**** Listed records

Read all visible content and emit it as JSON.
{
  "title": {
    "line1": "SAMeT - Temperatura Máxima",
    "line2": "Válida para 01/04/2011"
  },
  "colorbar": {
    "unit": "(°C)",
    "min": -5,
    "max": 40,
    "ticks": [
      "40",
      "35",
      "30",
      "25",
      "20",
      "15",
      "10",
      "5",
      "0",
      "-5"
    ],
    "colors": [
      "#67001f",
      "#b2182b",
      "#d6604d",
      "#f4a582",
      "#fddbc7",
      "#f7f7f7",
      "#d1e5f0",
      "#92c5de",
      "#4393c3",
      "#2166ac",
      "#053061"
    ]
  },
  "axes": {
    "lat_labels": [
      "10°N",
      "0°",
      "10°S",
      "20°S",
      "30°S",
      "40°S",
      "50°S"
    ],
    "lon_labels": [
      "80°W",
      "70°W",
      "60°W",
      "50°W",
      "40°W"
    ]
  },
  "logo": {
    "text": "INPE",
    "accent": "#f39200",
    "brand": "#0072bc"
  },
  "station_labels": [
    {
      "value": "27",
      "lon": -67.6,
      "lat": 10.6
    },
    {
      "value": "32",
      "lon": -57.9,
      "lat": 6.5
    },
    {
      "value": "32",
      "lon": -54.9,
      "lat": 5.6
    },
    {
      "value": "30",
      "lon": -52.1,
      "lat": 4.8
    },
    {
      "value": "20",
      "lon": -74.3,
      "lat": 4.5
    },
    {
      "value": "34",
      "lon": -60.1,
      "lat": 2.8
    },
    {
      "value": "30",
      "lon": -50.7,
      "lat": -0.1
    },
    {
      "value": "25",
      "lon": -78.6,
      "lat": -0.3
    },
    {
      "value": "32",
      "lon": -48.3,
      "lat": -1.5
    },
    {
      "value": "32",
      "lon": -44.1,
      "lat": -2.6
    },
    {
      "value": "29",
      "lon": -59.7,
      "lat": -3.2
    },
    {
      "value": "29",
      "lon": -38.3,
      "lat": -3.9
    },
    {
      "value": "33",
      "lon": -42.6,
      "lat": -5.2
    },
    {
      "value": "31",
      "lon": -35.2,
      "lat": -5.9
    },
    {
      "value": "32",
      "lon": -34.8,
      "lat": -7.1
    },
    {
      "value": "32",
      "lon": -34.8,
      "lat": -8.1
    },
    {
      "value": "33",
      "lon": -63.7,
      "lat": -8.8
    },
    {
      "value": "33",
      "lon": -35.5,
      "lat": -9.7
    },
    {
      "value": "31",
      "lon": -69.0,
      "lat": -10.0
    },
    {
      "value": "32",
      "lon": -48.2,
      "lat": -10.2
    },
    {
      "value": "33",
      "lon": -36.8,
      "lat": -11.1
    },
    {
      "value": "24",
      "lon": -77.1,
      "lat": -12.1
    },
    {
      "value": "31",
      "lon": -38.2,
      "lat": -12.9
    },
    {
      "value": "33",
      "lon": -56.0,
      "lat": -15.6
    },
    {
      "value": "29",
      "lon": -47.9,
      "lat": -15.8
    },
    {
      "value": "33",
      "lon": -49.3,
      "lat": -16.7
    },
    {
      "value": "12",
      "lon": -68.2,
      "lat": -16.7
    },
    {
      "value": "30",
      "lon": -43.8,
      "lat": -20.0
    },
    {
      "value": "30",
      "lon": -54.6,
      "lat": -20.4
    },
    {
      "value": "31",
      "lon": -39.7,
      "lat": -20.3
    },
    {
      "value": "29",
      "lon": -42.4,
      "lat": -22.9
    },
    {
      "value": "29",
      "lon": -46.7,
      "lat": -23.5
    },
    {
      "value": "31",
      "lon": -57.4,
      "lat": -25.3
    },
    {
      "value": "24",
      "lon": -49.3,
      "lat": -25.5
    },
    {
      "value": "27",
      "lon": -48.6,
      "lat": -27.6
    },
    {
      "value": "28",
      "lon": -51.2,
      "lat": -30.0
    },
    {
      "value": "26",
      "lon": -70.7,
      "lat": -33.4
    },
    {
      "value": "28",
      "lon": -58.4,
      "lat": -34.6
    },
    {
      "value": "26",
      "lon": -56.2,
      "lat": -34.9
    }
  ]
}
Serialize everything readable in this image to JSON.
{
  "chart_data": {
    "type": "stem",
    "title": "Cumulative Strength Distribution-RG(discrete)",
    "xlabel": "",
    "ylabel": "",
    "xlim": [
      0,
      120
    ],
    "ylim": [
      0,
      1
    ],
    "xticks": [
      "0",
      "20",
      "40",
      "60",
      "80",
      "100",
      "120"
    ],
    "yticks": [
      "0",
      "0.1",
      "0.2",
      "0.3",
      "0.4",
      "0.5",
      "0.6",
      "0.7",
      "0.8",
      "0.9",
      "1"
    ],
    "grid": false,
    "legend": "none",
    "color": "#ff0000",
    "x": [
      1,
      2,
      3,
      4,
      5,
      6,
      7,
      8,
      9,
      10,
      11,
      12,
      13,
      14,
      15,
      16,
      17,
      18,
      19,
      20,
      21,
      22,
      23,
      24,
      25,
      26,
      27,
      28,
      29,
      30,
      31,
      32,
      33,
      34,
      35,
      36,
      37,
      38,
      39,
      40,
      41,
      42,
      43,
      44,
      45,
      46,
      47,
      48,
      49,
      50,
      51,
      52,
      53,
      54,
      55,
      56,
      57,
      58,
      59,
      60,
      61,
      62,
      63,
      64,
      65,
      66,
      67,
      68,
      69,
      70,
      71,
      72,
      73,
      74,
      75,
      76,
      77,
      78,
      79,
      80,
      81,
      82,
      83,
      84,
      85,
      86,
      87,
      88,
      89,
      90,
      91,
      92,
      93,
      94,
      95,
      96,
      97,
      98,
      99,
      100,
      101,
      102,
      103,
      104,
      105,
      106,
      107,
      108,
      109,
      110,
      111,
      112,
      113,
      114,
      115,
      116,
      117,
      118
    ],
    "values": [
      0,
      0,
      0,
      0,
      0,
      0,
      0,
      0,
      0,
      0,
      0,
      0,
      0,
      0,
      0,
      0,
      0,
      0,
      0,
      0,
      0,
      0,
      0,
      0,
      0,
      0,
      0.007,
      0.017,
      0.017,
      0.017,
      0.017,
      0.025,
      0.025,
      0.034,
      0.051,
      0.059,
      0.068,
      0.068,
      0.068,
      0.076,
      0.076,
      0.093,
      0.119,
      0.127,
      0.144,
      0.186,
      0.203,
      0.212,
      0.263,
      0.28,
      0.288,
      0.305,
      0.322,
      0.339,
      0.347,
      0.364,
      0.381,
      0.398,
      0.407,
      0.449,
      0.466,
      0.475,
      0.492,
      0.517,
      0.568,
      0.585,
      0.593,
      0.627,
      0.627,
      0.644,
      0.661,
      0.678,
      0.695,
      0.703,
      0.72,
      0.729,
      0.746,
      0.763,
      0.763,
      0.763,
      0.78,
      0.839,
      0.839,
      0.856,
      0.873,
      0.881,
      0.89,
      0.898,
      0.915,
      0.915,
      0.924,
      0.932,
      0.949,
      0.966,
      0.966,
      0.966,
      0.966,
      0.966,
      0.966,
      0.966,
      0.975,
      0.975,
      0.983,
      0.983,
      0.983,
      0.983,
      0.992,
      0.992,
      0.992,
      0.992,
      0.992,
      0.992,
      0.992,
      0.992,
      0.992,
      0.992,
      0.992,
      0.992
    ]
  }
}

********

Extract all lines as given.

Read all visible content and emit it as JSON.
{
  "title": {
    "line1": "SAMeT - Temperatura Máxima",
    "line2": "Válida para 01/04/2011"
  },
  "colorbar": {
    "unit": "(°C)",
    "min": -5,
    "max": 40,
    "ticks": [
      "40",
      "35",
      "30",
      "25",
      "20",
      "15",
      "10",
      "5",
      "0",
      "-5"
    ],
    "colors": [
      "#67001f",
      "#b2182b",
      "#d6604d",
      "#f4a582",
      "#fddbc7",
      "#f7f7f7",
      "#d1e5f0",
      "#92c5de",
      "#4393c3",
      "#2166ac",
      "#053061"
    ]
  },
  "axes": {
    "lat_labels": [
      "10°N",
      "0°",
      "10°S",
      "20°S",
      "30°S",
      "40°S",
      "50°S"
    ],
    "lon_labels": [
      "80°W",
      "70°W",
      "60°W",
      "50°W",
      "40°W"
    ]
  },
  "logo": {
    "text": "INPE",
    "accent": "#f39200",
    "brand": "#0072bc"
  },
  "station_labels": [
    {
      "value": "27",
      "lon": -67.6,
      "lat": 10.6
    },
    {
      "value": "32",
      "lon": -57.9,
      "lat": 6.5
    },
    {
      "value": "32",
      "lon": -54.9,
      "lat": 5.6
    },
    {
      "value": "30",
      "lon": -52.1,
      "lat": 4.8
    },
    {
      "value": "20",
      "lon": -74.3,
      "lat": 4.5
    },
    {
      "value": "34",
      "lon": -60.1,
      "lat": 2.8
    },
    {
      "value": "30",
      "lon": -50.7,
      "lat": -0.1
    },
    {
      "value": "25",
      "lon": -78.6,
      "lat": -0.3
    },
    {
      "value": "32",
      "lon": -48.3,
      "lat": -1.5
    },
    {
      "value": "32",
      "lon": -44.1,
      "lat": -2.6
    },
    {
      "value": "29",
      "lon": -59.7,
      "lat": -3.2
    },
    {
      "value": "29",
      "lon": -38.3,
      "lat": -3.9
    },
    {
      "value": "33",
      "lon": -42.6,
      "lat": -5.2
    },
    {
      "value": "31",
      "lon": -35.2,
      "lat": -5.9
    },
    {
      "value": "32",
      "lon": -34.8,
      "lat": -7.1
    },
    {
      "value": "32",
      "lon": -34.8,
      "lat": -8.1
    },
    {
      "value": "33",
      "lon": -63.7,
      "lat": -8.8
    },
    {
      "value": "33",
      "lon": -35.5,
      "lat": -9.7
    },
    {
      "value": "31",
      "lon": -69.0,
      "lat": -10.0
    },
    {
      "value": "32",
      "lon": -48.2,
      "lat": -10.2
    },
    {
      "value": "33",
      "lon": -36.8,
      "lat": -11.1
    },
    {
      "value": "24",
      "lon": -77.1,
      "lat": -12.1
    },
    {
      "value": "31",
      "lon": -38.2,
      "lat": -12.9
    },
    {
      "value": "33",
      "lon": -56.0,
      "lat": -15.6
    },
    {
      "value": "29",
      "lon": -47.9,
      "lat": -15.8
    },
    {
      "value": "33",
      "lon": -49.3,
      "lat": -16.7
    },
    {
      "value": "12",
      "lon": -68.2,
      "lat": -16.7
    },
    {
      "value": "30",
      "lon": -43.8,
      "lat": -20.0
    },
    {
      "value": "30",
      "lon": -54.6,
      "lat": -20.4
    },
    {
      "value": "31",
      "lon": -39.7,
      "lat": -20.3
    },
    {
      "value": "29",
      "lon": -42.4,
      "lat": -22.9
    },
    {
      "value": "29",
      "lon": -46.7,
      "lat": -23.5
    },
    {
      "value": "31",
      "lon": -57.4,
      "lat": -25.3
    },
    {
      "value": "24",
      "lon": -49.3,
      "lat": -25.5
    },
    {
      "value": "27",
      "lon": -48.6,
      "lat": -27.6
    },
    {
      "value": "28",
      "lon": -51.2,
      "lat": -30.0
    },
    {
      "value": "26",
      "lon": -70.7,
      "lat": -33.4
    },
    {
      "value": "28",
      "lon": -58.4,
      "lat": -34.6
    },
    {
      "value": "26",
      "lon": -56.2,
      "lat": -34.9
    }
  ]
}
Serialize everything readable in this image to JSON.
{
  "chart_data": {
    "type": "stem",
    "title": "Cumulative Strength Distribution-RG(discrete)",
    "xlabel": "",
    "ylabel": "",
    "xlim": [
      0,
      120
    ],
    "ylim": [
      0,
      1
    ],
    "xticks": [
      "0",
      "20",
      "40",
      "60",
      "80",
      "100",
      "120"
    ],
    "yticks": [
      "0",
      "0.1",
      "0.2",
      "0.3",
      "0.4",
      "0.5",
      "0.6",
      "0.7",
      "0.8",
      "0.9",
      "1"
    ],
    "grid": false,
    "legend": "none",
    "color": "#ff0000",
    "x": [
      1,
      2,
      3,
      4,
      5,
      6,
      7,
      8,
      9,
      10,
      11,
      12,
      13,
      14,
      15,
      16,
      17,
      18,
      19,
      20,
      21,
      22,
      23,
      24,
      25,
      26,
      27,
      28,
      29,
      30,
      31,
      32,
      33,
      34,
      35,
      36,
      37,
      38,
      39,
      40,
      41,
      42,
      43,
      44,
      45,
      46,
      47,
      48,
      49,
      50,
      51,
      52,
      53,
      54,
      55,
      56,
      57,
      58,
      59,
      60,
      61,
      62,
      63,
      64,
      65,
      66,
      67,
      68,
      69,
      70,
      71,
      72,
      73,
      74,
      75,
      76,
      77,
      78,
      79,
      80,
      81,
      82,
      83,
      84,
      85,
      86,
      87,
      88,
      89,
      90,
      91,
      92,
      93,
      94,
      95,
      96,
      97,
      98,
      99,
      100,
      101,
      102,
      103,
      104,
      105,
      106,
      107,
      108,
      109,
      110,
      111,
      112,
      113,
      114,
      115,
      116,
      117,
      118
    ],
    "values": [
      0,
      0,
      0,
      0,
      0,
      0,
      0,
      0,
      0,
      0,
      0,
      0,
      0,
      0,
      0,
      0,
      0,
      0,
      0,
      0,
      0,
      0,
      0,
      0,
      0,
      0,
      0.007,
      0.017,
      0.017,
      0.017,
      0.017,
      0.025,
      0.025,
      0.034,
      0.051,
      0.059,
      0.068,
      0.068,
      0.068,
      0.076,
      0.076,
      0.093,
      0.119,
      0.127,
      0.144,
      0.186,
      0.203,
      0.212,
      0.263,
      0.28,
      0.288,
      0.305,
      0.322,
      0.339,
      0.347,
      0.364,
      0.381,
      0.398,
      0.407,
      0.449,
      0.466,
      0.475,
      0.492,
      0.517,
      0.568,
      0.585,
      0.593,
      0.627,
      0.627,
      0.644,
      0.661,
      0.678,
      0.695,
      0.703,
      0.72,
      0.729,
      0.746,
      0.763,
      0.763,
      0.763,
      0.78,
      0.839,
      0.839,
      0.856,
      0.873,
      0.881,
      0.89,
      0.898,
      0.915,
      0.915,
      0.924,
      0.932,
      0.949,
      0.966,
      0.966,
      0.966,
      0.966,
      0.966,
      0.966,
      0.966,
      0.975,
      0.975,
      0.983,
      0.983,
      0.983,
      0.983,
      0.992,
      0.992,
      0.992,
      0.992,
      0.992,
      0.992,
      0.992,
      0.992,
      0.992,
      0.992,
      0.992,
      0.992
    ]
  }
}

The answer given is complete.